● WHAT YOU NEED TO DO:
Your task is to print every entry below exactly as given.

● DATA TO USE:
********

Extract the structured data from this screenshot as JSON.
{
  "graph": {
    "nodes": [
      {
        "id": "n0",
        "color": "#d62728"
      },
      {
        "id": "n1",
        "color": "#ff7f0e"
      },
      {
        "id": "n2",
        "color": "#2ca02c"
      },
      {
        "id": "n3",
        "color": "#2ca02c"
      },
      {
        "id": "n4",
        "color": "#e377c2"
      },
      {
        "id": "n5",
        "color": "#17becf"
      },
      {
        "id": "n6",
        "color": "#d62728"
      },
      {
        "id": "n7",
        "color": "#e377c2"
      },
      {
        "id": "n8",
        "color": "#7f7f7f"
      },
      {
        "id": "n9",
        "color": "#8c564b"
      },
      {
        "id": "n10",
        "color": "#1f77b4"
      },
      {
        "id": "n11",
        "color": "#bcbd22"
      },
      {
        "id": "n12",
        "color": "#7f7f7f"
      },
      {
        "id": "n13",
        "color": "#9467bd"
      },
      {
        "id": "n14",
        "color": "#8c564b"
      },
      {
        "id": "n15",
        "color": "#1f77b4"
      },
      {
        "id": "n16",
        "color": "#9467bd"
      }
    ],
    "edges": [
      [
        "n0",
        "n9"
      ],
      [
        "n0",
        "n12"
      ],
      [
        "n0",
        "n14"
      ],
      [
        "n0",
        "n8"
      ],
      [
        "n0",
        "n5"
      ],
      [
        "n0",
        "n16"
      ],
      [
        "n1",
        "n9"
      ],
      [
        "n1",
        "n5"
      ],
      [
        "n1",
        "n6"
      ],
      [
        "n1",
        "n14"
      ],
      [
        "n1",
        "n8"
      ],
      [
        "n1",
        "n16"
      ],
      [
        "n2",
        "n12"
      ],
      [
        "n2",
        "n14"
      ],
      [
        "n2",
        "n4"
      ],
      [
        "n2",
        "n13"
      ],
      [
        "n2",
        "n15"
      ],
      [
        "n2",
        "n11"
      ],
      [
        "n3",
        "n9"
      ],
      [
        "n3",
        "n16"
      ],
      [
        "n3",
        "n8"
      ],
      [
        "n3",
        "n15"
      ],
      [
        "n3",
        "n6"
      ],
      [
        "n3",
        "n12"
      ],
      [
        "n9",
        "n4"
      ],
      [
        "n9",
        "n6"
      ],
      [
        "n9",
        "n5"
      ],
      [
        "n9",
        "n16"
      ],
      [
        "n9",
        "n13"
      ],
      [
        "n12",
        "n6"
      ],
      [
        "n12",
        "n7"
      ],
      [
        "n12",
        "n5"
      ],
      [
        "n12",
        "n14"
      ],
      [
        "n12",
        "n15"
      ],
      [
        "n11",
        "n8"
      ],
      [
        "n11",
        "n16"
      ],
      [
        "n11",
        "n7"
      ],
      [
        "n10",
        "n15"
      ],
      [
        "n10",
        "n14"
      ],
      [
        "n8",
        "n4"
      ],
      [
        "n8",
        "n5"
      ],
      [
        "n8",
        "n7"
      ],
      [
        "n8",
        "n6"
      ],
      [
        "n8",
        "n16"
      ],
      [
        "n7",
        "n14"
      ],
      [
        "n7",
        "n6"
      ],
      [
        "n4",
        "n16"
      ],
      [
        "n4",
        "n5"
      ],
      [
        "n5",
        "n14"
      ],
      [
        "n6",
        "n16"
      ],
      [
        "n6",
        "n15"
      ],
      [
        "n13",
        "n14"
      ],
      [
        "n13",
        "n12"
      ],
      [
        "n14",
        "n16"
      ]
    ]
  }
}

********

● WRITTEN REPLY:
Extract the structured data from this screenshot as JSON.
{
  "graph": {
    "nodes": [
      {
        "id": "n0",
        "color": "#d62728"
      },
      {
        "id": "n1",
        "color": "#ff7f0e"
      },
      {
        "id": "n2",
        "color": "#2ca02c"
      },
      {
        "id": "n3",
        "color": "#2ca02c"
      },
      {
        "id": "n4",
        "color": "#e377c2"
      },
      {
        "id": "n5",
        "color": "#17becf"
      },
      {
        "id": "n6",
        "color": "#d62728"
      },
      {
        "id": "n7",
        "color": "#e377c2"
      },
      {
        "id": "n8",
        "color": "#7f7f7f"
      },
      {
        "id": "n9",
        "color": "#8c564b"
      },
      {
        "id": "n10",
        "color": "#1f77b4"
      },
      {
        "id": "n11",
        "color": "#bcbd22"
      },
      {
        "id": "n12",
        "color": "#7f7f7f"
      },
      {
        "id": "n13",
        "color": "#9467bd"
      },
      {
        "id": "n14",
        "color": "#8c564b"
      },
      {
        "id": "n15",
        "color": "#1f77b4"
      },
      {
        "id": "n16",
        "color": "#9467bd"
      }
    ],
    "edges": [
      [
        "n0",
        "n9"
      ],
      [
        "n0",
        "n12"
      ],
      [
        "n0",
        "n14"
      ],
      [
        "n0",
        "n8"
      ],
      [
        "n0",
        "n5"
      ],
      [
        "n0",
        "n16"
      ],
      [
        "n1",
        "n9"
      ],
      [
        "n1",
        "n5"
      ],
      [
        "n1",
        "n6"
      ],
      [
        "n1",
        "n14"
      ],
      [
        "n1",
        "n8"
      ],
      [
        "n1",
        "n16"
      ],
      [
        "n2",
        "n12"
      ],
      [
        "n2",
        "n14"
      ],
      [
        "n2",
        "n4"
      ],
      [
        "n2",
        "n13"
      ],
      [
        "n2",
        "n15"
      ],
      [
        "n2",
        "n11"
      ],
      [
        "n3",
        "n9"
      ],
      [
        "n3",
        "n16"
      ],
      [
        "n3",
        "n8"
      ],
      [
        "n3",
        "n15"
      ],
      [
        "n3",
        "n6"
      ],
      [
        "n3",
        "n12"
      ],
      [
        "n9",
        "n4"
      ],
      [
        "n9",
        "n6"
      ],
      [
        "n9",
        "n5"
      ],
      [
        "n9",
        "n16"
      ],
      [
        "n9",
        "n13"
      ],
      [
        "n12",
        "n6"
      ],
      [
        "n12",
        "n7"
      ],
      [
        "n12",
        "n5"
      ],
      [
        "n12",
        "n14"
      ],
      [
        "n12",
        "n15"
      ],
      [
        "n11",
        "n8"
      ],
      [
        "n11",
        "n16"
      ],
      [
        "n11",
        "n7"
      ],
      [
        "n10",
        "n15"
      ],
      [
        "n10",
        "n14"
      ],
      [
        "n8",
        "n4"
      ],
      [
        "n8",
        "n5"
      ],
      [
        "n8",
        "n7"
      ],
      [
        "n8",
        "n6"
      ],
      [
        "n8",
        "n16"
      ],
      [
        "n7",
        "n14"
      ],
      [
        "n7",
        "n6"
      ],
      [
        "n4",
        "n16"
      ],
      [
        "n4",
        "n5"
      ],
      [
        "n5",
        "n14"
      ],
      [
        "n6",
        "n16"
      ],
      [
        "n6",
        "n15"
      ],
      [
        "n13",
        "n14"
      ],
      [
        "n13",
        "n12"
      ],
      [
        "n14",
        "n16"
      ]
    ]
  }
}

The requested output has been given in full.